» Stated problem
Pull each line holding the word "труда" from the data.

Saved data entries
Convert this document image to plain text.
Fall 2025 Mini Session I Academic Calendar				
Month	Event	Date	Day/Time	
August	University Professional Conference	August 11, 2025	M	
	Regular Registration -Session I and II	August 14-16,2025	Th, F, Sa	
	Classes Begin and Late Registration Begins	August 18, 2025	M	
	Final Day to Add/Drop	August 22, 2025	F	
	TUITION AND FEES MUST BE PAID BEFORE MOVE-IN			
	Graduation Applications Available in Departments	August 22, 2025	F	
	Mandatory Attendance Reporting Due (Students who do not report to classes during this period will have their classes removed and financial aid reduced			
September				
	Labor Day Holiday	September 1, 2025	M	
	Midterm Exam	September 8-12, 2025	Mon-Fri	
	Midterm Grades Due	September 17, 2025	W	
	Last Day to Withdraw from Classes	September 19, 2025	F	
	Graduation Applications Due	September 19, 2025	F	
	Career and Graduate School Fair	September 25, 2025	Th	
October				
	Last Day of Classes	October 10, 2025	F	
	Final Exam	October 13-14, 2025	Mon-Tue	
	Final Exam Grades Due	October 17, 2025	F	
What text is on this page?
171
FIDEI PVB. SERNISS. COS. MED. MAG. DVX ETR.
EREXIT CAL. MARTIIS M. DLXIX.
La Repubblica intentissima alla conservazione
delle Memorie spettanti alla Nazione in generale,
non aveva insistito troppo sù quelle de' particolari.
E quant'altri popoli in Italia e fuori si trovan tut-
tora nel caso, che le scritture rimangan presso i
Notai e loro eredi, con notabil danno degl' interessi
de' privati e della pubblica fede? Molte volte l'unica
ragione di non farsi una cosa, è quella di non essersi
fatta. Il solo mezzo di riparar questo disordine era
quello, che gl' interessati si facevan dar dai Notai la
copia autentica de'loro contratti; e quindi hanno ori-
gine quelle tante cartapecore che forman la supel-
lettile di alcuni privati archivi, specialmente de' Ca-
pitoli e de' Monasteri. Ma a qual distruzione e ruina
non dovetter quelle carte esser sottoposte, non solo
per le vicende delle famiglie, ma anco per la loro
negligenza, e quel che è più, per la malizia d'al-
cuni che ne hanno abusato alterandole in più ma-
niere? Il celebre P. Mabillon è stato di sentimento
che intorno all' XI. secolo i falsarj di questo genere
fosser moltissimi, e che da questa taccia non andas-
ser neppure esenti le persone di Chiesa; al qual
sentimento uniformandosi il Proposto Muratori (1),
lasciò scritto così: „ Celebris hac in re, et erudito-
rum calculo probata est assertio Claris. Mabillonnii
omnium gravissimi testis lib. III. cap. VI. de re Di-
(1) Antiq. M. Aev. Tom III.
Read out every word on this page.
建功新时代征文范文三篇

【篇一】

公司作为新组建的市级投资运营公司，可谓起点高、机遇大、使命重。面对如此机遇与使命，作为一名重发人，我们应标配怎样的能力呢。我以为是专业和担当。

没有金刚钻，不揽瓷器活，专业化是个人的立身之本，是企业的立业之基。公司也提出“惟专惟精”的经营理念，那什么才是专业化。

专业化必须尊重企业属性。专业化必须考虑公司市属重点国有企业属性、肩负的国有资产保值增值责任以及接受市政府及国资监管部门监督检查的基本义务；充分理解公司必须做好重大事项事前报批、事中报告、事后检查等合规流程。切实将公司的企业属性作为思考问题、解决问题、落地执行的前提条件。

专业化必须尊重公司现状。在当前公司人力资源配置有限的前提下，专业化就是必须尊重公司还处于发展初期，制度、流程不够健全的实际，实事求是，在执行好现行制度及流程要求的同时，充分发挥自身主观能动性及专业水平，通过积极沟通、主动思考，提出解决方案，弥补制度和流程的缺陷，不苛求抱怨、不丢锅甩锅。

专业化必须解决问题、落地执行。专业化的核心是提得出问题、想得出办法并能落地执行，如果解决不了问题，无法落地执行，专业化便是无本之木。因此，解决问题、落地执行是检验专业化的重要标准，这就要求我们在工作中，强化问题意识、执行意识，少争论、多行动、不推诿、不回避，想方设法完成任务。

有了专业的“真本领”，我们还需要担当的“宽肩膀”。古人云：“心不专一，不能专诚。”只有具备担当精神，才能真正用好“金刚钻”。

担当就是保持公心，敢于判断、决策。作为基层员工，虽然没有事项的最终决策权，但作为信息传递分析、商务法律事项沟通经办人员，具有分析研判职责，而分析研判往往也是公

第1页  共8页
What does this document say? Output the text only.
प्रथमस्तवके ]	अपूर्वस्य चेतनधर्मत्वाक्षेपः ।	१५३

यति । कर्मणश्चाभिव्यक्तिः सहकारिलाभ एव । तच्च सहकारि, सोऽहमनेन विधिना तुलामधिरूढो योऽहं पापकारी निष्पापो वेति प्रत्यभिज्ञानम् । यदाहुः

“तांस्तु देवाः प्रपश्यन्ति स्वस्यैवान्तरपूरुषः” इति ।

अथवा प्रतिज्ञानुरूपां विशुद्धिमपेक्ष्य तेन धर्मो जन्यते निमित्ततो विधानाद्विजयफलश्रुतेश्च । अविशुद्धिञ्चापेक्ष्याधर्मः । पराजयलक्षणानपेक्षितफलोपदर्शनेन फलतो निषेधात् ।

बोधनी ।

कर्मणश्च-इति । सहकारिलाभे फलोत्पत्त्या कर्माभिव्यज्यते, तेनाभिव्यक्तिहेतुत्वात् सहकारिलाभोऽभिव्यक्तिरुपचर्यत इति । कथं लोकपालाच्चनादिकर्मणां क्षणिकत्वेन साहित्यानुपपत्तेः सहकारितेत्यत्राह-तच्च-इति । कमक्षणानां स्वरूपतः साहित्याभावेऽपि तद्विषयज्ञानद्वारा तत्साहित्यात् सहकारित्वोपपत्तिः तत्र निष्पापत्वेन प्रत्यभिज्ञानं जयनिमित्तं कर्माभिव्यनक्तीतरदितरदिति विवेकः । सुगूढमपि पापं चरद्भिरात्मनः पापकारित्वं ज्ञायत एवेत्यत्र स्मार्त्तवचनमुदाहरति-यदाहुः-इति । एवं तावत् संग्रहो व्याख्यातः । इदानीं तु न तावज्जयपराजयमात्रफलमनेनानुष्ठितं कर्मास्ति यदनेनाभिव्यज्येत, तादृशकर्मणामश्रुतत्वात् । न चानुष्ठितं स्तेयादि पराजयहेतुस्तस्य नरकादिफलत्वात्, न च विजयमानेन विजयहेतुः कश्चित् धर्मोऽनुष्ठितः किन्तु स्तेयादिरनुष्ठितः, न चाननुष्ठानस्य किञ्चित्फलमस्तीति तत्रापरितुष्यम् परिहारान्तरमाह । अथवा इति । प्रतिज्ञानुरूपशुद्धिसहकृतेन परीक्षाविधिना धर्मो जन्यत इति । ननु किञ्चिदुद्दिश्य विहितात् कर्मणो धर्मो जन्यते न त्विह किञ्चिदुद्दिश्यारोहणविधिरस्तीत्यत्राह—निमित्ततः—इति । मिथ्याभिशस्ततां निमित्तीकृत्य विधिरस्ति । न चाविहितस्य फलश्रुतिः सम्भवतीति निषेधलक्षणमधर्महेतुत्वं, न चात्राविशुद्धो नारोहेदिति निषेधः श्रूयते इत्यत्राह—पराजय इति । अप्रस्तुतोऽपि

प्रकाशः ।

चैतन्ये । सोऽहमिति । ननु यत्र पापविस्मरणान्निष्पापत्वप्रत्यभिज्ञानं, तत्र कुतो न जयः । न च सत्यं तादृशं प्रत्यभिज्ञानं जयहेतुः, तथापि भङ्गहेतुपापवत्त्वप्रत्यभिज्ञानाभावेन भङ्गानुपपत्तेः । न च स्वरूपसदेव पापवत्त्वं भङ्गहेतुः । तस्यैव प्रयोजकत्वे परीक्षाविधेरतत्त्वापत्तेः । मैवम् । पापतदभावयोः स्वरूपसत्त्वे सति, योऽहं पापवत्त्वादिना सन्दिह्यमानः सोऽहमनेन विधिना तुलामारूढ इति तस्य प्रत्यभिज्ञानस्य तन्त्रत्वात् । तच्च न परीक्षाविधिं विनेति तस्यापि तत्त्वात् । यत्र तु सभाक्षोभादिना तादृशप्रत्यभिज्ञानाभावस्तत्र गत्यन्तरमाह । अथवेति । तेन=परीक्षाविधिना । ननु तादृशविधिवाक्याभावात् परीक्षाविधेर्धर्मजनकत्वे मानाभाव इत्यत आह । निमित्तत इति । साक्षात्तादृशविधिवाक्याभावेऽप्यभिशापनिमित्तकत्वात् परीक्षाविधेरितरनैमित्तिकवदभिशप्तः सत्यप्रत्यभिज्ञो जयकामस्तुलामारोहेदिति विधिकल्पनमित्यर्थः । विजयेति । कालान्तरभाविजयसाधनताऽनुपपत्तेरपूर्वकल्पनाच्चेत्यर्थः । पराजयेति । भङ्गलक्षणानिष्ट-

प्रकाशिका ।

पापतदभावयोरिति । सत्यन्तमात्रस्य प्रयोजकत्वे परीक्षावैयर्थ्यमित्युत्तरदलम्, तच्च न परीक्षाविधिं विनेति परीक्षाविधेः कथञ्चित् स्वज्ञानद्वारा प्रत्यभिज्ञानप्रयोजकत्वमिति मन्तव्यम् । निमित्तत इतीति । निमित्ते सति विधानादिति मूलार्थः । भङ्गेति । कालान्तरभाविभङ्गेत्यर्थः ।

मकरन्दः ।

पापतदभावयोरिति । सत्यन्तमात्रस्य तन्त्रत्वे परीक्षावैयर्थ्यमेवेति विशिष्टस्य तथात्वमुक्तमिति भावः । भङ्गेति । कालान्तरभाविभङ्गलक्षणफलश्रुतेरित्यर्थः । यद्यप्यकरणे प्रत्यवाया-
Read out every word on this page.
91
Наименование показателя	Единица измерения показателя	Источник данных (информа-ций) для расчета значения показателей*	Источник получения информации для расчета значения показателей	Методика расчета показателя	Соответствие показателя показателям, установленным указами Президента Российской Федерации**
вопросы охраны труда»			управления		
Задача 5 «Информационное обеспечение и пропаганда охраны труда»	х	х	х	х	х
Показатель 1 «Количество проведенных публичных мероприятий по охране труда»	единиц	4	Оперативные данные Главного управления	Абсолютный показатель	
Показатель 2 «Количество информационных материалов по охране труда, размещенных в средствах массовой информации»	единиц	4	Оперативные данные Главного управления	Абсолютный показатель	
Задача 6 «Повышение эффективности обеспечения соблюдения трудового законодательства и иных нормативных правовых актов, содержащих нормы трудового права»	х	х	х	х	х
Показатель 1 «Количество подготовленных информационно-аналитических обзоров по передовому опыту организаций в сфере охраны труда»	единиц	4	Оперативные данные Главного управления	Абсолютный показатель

» Answer to this task
вопросы охраны труда»			управления		
Задача 5 «Информационное обеспечение и пропаганда охраны труда»	х	х	х	х	х
Показатель 1 «Количество проведенных публичных мероприятий по охране труда»	единиц	4	Оперативные данные Главного управления	Абсолютный показатель	
Показатель 2 «Количество информационных материалов по охране труда, размещенных в средствах массовой информации»	единиц	4	Оперативные данные Главного управления	Абсолютный показатель	
Показатель 1 «Количество подготовленных информационно-аналитических обзоров по передовому опыту организаций в сфере охраны труда»	единиц	4	Оперативные данные Главного управления	Абсолютный показатель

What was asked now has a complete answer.